◆ ESERCIZIO 1:
Secondo l'estratto scelto, chi scrive ha dovuto aspettare l'arrivo di quale stagione?
◆ ESERCIZIO 2:
Riproduci fedelmente il tratto dell'estratto scelto che va da "Ed è proprio" fino a "continuare a lungo.".

◆ ESTRATTO SCELTO:
● ● ●

"Io anelo alla mia terra, nella cui polvere si sono consunte le membra e le ossa dei miei. Ricordo la Sicilia, e il ricordo viene dal dolore che mi travaglia. Ma se fui bandito da un paradiso come posso io darne informazioni"

domenica 3 maggio 2009

Dietro l'angolo

A volte la bellezza è proprio dietro l'angolo, recitava una pubblicità.
Ed è proprio cosi. Ho dovuto aggirare i miei pregiudizi e aspettare l'arrivo della primavera per rendermi conto di essere stato quanto meno fortunato.
Ho nutrito una particolare antipatia per quei paesi tutti terminanti col suffisso in -ago e -ate, Carugate, Vimercate, Cavenago, Cambiago, Gessate, Pessano con Bornago, Caponago, e la lista potrebbe continuare a lungo.

● ● ●

◆ INSIEME DI DATI:
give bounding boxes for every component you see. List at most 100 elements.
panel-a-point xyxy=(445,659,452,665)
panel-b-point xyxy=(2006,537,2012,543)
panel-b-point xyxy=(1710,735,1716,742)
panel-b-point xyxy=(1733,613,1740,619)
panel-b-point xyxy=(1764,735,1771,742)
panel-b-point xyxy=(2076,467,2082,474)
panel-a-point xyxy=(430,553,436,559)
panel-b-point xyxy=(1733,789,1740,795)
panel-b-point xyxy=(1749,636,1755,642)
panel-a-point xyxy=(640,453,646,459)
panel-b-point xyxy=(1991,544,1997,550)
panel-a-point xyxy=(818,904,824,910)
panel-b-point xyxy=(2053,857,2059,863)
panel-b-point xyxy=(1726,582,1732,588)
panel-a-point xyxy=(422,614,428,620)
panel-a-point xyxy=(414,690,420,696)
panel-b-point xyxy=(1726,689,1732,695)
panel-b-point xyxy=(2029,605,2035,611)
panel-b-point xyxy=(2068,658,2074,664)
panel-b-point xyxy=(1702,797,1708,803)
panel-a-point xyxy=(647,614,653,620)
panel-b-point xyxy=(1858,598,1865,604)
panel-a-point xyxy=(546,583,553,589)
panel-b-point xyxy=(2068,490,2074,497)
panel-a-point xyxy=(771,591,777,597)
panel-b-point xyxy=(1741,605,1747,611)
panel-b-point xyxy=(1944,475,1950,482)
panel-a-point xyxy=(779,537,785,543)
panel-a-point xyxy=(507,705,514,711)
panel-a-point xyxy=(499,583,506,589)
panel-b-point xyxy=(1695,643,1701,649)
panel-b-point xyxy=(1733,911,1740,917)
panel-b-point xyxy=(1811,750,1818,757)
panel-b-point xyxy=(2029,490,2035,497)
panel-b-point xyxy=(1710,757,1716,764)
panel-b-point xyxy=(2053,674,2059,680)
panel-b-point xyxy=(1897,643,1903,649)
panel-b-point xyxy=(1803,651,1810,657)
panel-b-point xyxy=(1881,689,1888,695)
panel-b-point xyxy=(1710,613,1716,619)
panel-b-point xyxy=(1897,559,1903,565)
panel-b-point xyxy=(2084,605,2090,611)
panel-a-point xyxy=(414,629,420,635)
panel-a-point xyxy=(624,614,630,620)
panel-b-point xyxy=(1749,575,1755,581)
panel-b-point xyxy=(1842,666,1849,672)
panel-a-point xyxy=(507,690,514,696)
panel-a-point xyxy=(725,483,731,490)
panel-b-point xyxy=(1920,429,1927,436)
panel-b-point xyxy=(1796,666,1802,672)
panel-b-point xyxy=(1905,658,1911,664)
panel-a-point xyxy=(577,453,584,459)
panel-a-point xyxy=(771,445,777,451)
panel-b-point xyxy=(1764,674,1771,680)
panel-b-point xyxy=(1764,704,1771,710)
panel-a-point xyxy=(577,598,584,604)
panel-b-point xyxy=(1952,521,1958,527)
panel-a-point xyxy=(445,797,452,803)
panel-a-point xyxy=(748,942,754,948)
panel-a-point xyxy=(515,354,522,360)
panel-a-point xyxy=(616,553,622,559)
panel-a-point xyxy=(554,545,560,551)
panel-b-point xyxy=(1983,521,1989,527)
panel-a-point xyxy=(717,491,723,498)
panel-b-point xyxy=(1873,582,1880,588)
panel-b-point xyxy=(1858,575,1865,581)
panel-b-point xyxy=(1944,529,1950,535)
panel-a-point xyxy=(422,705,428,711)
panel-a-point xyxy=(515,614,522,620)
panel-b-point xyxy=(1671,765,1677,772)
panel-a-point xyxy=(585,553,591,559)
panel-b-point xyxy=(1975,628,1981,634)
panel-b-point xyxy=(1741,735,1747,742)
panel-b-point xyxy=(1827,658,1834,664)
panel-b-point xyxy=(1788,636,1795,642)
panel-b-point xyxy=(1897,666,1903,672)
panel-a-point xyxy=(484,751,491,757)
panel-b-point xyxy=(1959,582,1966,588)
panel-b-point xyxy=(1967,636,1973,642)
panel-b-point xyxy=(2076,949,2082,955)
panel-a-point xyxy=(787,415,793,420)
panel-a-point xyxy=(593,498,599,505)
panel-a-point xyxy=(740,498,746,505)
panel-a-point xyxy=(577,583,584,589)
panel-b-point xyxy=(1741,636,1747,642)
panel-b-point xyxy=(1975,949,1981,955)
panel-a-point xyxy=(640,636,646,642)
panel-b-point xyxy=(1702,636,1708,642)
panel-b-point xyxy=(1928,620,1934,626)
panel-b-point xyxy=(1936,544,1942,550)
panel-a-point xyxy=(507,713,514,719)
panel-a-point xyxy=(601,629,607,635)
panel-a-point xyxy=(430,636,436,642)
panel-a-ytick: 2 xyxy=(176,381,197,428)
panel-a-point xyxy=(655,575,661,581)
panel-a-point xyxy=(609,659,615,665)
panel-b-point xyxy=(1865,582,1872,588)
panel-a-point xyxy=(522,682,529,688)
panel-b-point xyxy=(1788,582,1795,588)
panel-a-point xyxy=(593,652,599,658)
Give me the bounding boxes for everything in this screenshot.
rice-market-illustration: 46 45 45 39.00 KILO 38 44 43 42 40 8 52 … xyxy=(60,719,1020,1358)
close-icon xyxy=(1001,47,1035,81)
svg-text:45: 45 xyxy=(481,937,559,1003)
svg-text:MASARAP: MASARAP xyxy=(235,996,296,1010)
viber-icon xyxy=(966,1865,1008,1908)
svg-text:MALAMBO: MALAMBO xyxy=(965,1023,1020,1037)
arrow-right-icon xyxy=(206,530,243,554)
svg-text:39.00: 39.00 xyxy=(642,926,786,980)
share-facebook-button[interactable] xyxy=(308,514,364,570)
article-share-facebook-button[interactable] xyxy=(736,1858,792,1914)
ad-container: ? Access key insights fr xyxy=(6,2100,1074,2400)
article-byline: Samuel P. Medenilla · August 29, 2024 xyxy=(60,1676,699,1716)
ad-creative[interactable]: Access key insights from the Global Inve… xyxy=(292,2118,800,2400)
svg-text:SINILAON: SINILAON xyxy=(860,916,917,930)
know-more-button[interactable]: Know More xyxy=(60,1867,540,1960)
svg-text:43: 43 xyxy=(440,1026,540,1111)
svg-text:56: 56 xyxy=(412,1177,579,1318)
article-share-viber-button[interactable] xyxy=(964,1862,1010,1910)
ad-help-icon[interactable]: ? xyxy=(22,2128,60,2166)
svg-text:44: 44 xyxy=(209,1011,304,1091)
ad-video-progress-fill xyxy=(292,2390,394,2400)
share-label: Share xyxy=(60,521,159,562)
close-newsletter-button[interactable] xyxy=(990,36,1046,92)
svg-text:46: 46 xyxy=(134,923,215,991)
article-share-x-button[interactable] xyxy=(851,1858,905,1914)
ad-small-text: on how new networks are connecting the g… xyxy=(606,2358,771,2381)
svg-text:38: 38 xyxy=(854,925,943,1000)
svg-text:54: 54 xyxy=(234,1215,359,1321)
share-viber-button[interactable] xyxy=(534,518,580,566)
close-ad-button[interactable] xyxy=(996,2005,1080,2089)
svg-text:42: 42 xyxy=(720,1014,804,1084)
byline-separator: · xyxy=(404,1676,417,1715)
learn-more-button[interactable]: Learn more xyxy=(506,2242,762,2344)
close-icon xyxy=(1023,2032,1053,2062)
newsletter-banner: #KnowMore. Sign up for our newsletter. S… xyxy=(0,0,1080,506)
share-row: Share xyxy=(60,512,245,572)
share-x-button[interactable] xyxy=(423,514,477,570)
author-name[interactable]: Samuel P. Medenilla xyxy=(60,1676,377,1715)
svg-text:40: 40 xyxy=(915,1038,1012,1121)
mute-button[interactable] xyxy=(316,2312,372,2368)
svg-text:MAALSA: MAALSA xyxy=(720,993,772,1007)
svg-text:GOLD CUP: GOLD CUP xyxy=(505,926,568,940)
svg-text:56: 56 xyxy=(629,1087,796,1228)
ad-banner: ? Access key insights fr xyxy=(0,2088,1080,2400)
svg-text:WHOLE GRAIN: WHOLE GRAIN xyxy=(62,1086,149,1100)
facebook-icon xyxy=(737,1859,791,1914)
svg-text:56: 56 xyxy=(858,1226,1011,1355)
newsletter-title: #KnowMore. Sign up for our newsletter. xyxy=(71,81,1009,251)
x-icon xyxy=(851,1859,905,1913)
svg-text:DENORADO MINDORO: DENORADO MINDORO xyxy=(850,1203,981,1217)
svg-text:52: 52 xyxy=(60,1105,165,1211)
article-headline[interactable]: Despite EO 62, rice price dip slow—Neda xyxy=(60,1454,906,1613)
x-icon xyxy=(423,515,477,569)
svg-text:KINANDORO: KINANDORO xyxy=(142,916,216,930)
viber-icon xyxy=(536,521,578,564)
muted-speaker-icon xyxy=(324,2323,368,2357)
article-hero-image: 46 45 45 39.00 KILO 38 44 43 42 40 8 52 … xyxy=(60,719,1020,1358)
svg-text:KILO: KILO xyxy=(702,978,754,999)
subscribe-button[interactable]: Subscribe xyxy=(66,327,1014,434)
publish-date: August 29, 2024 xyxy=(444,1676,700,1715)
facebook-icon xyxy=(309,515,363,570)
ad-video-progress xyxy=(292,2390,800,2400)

● ● ●

◆ SOLUZIONE DELL'ESERCIZIO 1:
L'arrivo della primavera.

◆ SOLUZIONE DELL'ESERCIZIO 2:
Ed è proprio cosi. Ho dovuto aggirare i miei pregiudizi e aspettare l'arrivo della primavera per rendermi conto di essere stato quanto meno fortunato.
Ho nutrito una particolare antipatia per quei paesi tutti terminanti col suffisso in -ago e -ate, Carugate, Vimercate, Cavenago, Cambiago, Gessate, Pessano con Bornago, Caponago, e la lista potrebbe continuare a lungo.